Each entry below should be reproduced character for character.

##############################

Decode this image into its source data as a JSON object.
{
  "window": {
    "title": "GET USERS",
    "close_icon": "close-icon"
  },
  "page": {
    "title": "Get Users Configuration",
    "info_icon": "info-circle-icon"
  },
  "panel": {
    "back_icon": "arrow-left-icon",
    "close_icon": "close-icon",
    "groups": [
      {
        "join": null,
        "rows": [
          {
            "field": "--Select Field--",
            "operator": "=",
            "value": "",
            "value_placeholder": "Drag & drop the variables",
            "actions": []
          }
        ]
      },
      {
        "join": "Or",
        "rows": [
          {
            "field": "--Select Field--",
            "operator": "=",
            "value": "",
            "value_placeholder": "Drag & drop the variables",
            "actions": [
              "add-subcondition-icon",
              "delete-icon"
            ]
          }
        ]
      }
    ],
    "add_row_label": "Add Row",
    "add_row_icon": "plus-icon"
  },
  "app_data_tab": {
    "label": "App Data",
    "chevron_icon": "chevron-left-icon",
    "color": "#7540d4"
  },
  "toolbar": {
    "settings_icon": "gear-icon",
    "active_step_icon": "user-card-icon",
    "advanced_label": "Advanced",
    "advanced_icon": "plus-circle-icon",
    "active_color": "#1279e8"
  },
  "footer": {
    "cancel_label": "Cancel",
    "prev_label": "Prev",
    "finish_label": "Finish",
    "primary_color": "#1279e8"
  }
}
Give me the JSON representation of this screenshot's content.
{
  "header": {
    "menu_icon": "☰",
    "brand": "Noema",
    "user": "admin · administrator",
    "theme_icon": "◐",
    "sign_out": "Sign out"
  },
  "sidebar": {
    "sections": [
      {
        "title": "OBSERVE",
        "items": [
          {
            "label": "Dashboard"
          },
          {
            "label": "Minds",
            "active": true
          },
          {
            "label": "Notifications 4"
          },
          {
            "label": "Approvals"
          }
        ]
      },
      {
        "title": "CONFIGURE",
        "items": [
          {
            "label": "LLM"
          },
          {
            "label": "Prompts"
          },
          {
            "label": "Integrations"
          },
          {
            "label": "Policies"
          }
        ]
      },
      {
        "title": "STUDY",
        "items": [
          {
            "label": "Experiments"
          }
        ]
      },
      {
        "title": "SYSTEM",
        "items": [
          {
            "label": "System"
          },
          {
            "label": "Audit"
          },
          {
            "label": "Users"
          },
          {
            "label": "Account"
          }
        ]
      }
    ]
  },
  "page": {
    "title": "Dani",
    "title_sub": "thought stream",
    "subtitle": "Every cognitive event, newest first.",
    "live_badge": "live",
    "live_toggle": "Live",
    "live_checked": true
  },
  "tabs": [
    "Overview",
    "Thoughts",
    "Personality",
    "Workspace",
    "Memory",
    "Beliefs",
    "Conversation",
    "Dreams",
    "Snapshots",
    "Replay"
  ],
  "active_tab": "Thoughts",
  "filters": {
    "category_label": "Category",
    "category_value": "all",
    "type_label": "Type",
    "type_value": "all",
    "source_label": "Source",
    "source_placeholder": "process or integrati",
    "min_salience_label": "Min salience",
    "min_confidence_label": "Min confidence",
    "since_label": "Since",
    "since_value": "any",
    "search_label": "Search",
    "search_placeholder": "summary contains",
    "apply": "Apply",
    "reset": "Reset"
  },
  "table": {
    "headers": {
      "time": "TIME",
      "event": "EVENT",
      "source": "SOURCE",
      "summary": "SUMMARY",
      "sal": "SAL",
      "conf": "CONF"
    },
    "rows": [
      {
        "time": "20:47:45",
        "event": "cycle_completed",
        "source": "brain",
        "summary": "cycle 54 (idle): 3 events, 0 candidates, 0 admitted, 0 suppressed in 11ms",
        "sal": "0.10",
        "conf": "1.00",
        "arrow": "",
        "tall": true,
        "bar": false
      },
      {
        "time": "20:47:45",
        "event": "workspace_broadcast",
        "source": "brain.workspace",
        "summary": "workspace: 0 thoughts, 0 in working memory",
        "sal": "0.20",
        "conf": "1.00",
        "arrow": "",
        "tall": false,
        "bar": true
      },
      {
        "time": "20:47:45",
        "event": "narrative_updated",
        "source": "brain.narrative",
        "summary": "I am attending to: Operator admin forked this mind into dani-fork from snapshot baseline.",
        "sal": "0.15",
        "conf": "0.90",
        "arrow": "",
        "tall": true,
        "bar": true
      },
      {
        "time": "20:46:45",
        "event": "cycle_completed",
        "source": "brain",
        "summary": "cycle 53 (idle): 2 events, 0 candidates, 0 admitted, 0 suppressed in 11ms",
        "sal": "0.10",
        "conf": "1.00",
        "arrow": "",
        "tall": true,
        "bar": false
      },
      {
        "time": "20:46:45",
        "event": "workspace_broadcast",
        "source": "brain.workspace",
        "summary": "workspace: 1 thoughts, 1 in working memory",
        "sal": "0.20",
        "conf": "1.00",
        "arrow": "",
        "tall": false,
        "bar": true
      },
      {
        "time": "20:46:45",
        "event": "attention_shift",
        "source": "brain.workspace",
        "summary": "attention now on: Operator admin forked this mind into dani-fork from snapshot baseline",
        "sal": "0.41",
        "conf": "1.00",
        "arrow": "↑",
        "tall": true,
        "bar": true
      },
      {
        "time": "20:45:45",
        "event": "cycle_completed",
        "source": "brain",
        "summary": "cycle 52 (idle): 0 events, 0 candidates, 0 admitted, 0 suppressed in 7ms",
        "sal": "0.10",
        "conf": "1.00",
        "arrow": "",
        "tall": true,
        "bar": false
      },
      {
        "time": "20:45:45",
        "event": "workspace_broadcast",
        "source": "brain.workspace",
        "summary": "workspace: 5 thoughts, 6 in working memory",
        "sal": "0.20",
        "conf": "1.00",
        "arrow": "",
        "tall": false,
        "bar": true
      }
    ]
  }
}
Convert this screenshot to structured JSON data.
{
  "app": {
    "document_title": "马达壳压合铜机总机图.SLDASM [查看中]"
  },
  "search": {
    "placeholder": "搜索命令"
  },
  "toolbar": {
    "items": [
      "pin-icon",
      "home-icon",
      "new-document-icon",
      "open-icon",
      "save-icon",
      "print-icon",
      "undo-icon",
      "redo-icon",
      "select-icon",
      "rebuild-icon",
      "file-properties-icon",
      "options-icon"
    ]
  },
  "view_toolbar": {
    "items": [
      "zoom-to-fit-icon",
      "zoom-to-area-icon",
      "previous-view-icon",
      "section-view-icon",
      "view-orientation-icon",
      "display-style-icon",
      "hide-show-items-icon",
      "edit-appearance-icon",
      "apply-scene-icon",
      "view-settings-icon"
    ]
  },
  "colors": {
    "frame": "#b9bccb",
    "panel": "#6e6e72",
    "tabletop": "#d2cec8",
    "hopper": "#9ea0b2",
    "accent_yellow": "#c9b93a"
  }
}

##############################

Task solution:
Decode this image into its source data as a JSON object.
{
  "window": {
    "title": "GET USERS",
    "close_icon": "close-icon"
  },
  "page": {
    "title": "Get Users Configuration",
    "info_icon": "info-circle-icon"
  },
  "panel": {
    "back_icon": "arrow-left-icon",
    "close_icon": "close-icon",
    "groups": [
      {
        "join": null,
        "rows": [
          {
            "field": "--Select Field--",
            "operator": "=",
            "value": "",
            "value_placeholder": "Drag & drop the variables",
            "actions": []
          }
        ]
      },
      {
        "join": "Or",
        "rows": [
          {
            "field": "--Select Field--",
            "operator": "=",
            "value": "",
            "value_placeholder": "Drag & drop the variables",
            "actions": [
              "add-subcondition-icon",
              "delete-icon"
            ]
          }
        ]
      }
    ],
    "add_row_label": "Add Row",
    "add_row_icon": "plus-icon"
  },
  "app_data_tab": {
    "label": "App Data",
    "chevron_icon": "chevron-left-icon",
    "color": "#7540d4"
  },
  "toolbar": {
    "settings_icon": "gear-icon",
    "active_step_icon": "user-card-icon",
    "advanced_label": "Advanced",
    "advanced_icon": "plus-circle-icon",
    "active_color": "#1279e8"
  },
  "footer": {
    "cancel_label": "Cancel",
    "prev_label": "Prev",
    "finish_label": "Finish",
    "primary_color": "#1279e8"
  }
}
Give me the JSON representation of this screenshot's content.
{
  "header": {
    "menu_icon": "☰",
    "brand": "Noema",
    "user": "admin · administrator",
    "theme_icon": "◐",
    "sign_out": "Sign out"
  },
  "sidebar": {
    "sections": [
      {
        "title": "OBSERVE",
        "items": [
          {
            "label": "Dashboard"
          },
          {
            "label": "Minds",
            "active": true
          },
          {
            "label": "Notifications 4"
          },
          {
            "label": "Approvals"
          }
        ]
      },
      {
        "title": "CONFIGURE",
        "items": [
          {
            "label": "LLM"
          },
          {
            "label": "Prompts"
          },
          {
            "label": "Integrations"
          },
          {
            "label": "Policies"
          }
        ]
      },
      {
        "title": "STUDY",
        "items": [
          {
            "label": "Experiments"
          }
        ]
      },
      {
        "title": "SYSTEM",
        "items": [
          {
            "label": "System"
          },
          {
            "label": "Audit"
          },
          {
            "label": "Users"
          },
          {
            "label": "Account"
          }
        ]
      }
    ]
  },
  "page": {
    "title": "Dani",
    "title_sub": "thought stream",
    "subtitle": "Every cognitive event, newest first.",
    "live_badge": "live",
    "live_toggle": "Live",
    "live_checked": true
  },
  "tabs": [
    "Overview",
    "Thoughts",
    "Personality",
    "Workspace",
    "Memory",
    "Beliefs",
    "Conversation",
    "Dreams",
    "Snapshots",
    "Replay"
  ],
  "active_tab": "Thoughts",
  "filters": {
    "category_label": "Category",
    "category_value": "all",
    "type_label": "Type",
    "type_value": "all",
    "source_label": "Source",
    "source_placeholder": "process or integrati",
    "min_salience_label": "Min salience",
    "min_confidence_label": "Min confidence",
    "since_label": "Since",
    "since_value": "any",
    "search_label": "Search",
    "search_placeholder": "summary contains",
    "apply": "Apply",
    "reset": "Reset"
  },
  "table": {
    "headers": {
      "time": "TIME",
      "event": "EVENT",
      "source": "SOURCE",
      "summary": "SUMMARY",
      "sal": "SAL",
      "conf": "CONF"
    },
    "rows": [
      {
        "time": "20:47:45",
        "event": "cycle_completed",
        "source": "brain",
        "summary": "cycle 54 (idle): 3 events, 0 candidates, 0 admitted, 0 suppressed in 11ms",
        "sal": "0.10",
        "conf": "1.00",
        "arrow": "",
        "tall": true,
        "bar": false
      },
      {
        "time": "20:47:45",
        "event": "workspace_broadcast",
        "source": "brain.workspace",
        "summary": "workspace: 0 thoughts, 0 in working memory",
        "sal": "0.20",
        "conf": "1.00",
        "arrow": "",
        "tall": false,
        "bar": true
      },
      {
        "time": "20:47:45",
        "event": "narrative_updated",
        "source": "brain.narrative",
        "summary": "I am attending to: Operator admin forked this mind into dani-fork from snapshot baseline.",
        "sal": "0.15",
        "conf": "0.90",
        "arrow": "",
        "tall": true,
        "bar": true
      },
      {
        "time": "20:46:45",
        "event": "cycle_completed",
        "source": "brain",
        "summary": "cycle 53 (idle): 2 events, 0 candidates, 0 admitted, 0 suppressed in 11ms",
        "sal": "0.10",
        "conf": "1.00",
        "arrow": "",
        "tall": true,
        "bar": false
      },
      {
        "time": "20:46:45",
        "event": "workspace_broadcast",
        "source": "brain.workspace",
        "summary": "workspace: 1 thoughts, 1 in working memory",
        "sal": "0.20",
        "conf": "1.00",
        "arrow": "",
        "tall": false,
        "bar": true
      },
      {
        "time": "20:46:45",
        "event": "attention_shift",
        "source": "brain.workspace",
        "summary": "attention now on: Operator admin forked this mind into dani-fork from snapshot baseline",
        "sal": "0.41",
        "conf": "1.00",
        "arrow": "↑",
        "tall": true,
        "bar": true
      },
      {
        "time": "20:45:45",
        "event": "cycle_completed",
        "source": "brain",
        "summary": "cycle 52 (idle): 0 events, 0 candidates, 0 admitted, 0 suppressed in 7ms",
        "sal": "0.10",
        "conf": "1.00",
        "arrow": "",
        "tall": true,
        "bar": false
      },
      {
        "time": "20:45:45",
        "event": "workspace_broadcast",
        "source": "brain.workspace",
        "summary": "workspace: 5 thoughts, 6 in working memory",
        "sal": "0.20",
        "conf": "1.00",
        "arrow": "",
        "tall": false,
        "bar": true
      }
    ]
  }
}
Convert this screenshot to structured JSON data.
{
  "app": {
    "document_title": "马达壳压合铜机总机图.SLDASM [查看中]"
  },
  "search": {
    "placeholder": "搜索命令"
  },
  "toolbar": {
    "items": [
      "pin-icon",
      "home-icon",
      "new-document-icon",
      "open-icon",
      "save-icon",
      "print-icon",
      "undo-icon",
      "redo-icon",
      "select-icon",
      "rebuild-icon",
      "file-properties-icon",
      "options-icon"
    ]
  },
  "view_toolbar": {
    "items": [
      "zoom-to-fit-icon",
      "zoom-to-area-icon",
      "previous-view-icon",
      "section-view-icon",
      "view-orientation-icon",
      "display-style-icon",
      "hide-show-items-icon",
      "edit-appearance-icon",
      "apply-scene-icon",
      "view-settings-icon"
    ]
  },
  "colors": {
    "frame": "#b9bccb",
    "panel": "#6e6e72",
    "tabletop": "#d2cec8",
    "hopper": "#9ea0b2",
    "accent_yellow": "#c9b93a"
  }
}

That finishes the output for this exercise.